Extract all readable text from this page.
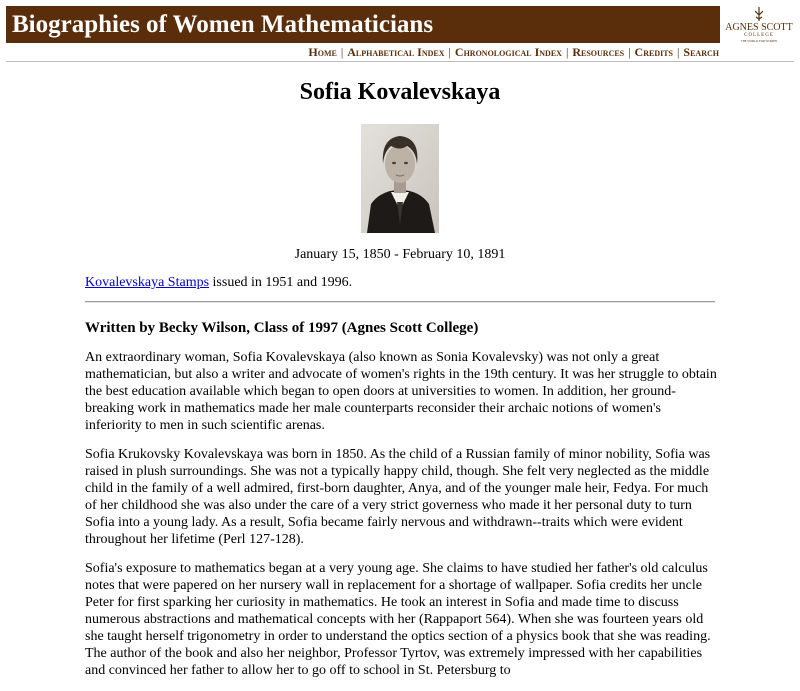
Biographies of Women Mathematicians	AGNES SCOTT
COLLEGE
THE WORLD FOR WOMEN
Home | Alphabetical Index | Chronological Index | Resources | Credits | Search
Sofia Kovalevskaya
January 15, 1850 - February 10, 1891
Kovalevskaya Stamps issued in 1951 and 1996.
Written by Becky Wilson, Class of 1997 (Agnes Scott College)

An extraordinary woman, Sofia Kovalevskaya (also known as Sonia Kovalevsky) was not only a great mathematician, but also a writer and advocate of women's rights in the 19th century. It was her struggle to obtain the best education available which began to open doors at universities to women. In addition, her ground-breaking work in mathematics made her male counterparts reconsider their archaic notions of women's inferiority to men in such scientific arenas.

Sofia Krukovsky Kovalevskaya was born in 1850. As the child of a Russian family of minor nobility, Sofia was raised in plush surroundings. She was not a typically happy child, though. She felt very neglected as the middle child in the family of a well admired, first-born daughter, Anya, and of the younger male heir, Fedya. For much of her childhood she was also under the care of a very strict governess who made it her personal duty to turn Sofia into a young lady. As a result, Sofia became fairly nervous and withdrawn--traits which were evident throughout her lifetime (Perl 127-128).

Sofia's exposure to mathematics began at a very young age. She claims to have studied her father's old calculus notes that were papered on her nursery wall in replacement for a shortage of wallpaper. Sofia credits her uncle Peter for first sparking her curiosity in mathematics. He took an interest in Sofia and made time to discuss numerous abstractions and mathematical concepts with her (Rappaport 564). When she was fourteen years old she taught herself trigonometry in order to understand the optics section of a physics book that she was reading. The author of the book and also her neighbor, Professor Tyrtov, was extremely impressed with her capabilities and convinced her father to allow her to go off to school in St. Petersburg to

══════

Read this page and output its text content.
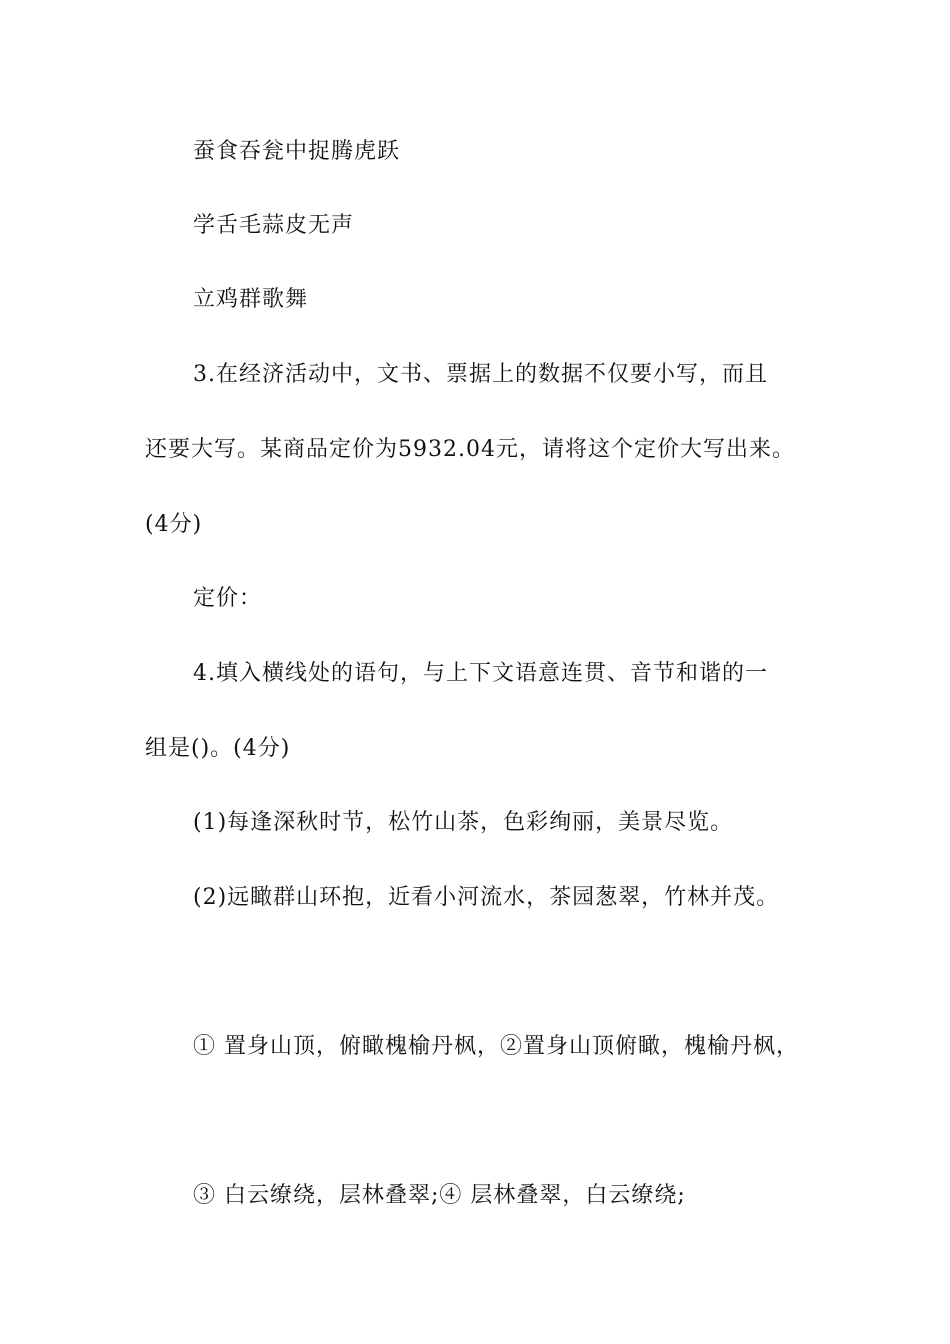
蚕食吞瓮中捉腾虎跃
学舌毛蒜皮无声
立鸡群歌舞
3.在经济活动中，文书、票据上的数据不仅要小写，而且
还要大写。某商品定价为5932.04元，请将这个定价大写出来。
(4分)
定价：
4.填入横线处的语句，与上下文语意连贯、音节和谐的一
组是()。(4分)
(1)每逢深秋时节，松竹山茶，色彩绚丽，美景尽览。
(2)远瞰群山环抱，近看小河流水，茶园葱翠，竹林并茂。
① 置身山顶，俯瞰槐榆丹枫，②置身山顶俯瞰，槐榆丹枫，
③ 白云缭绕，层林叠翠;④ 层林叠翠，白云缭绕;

══════

◆ **TASK INSTRUCTIONS**
Say, as a bare number, how many lines in the entries above include the string "began".

◆ **CORRECT ANSWER**
2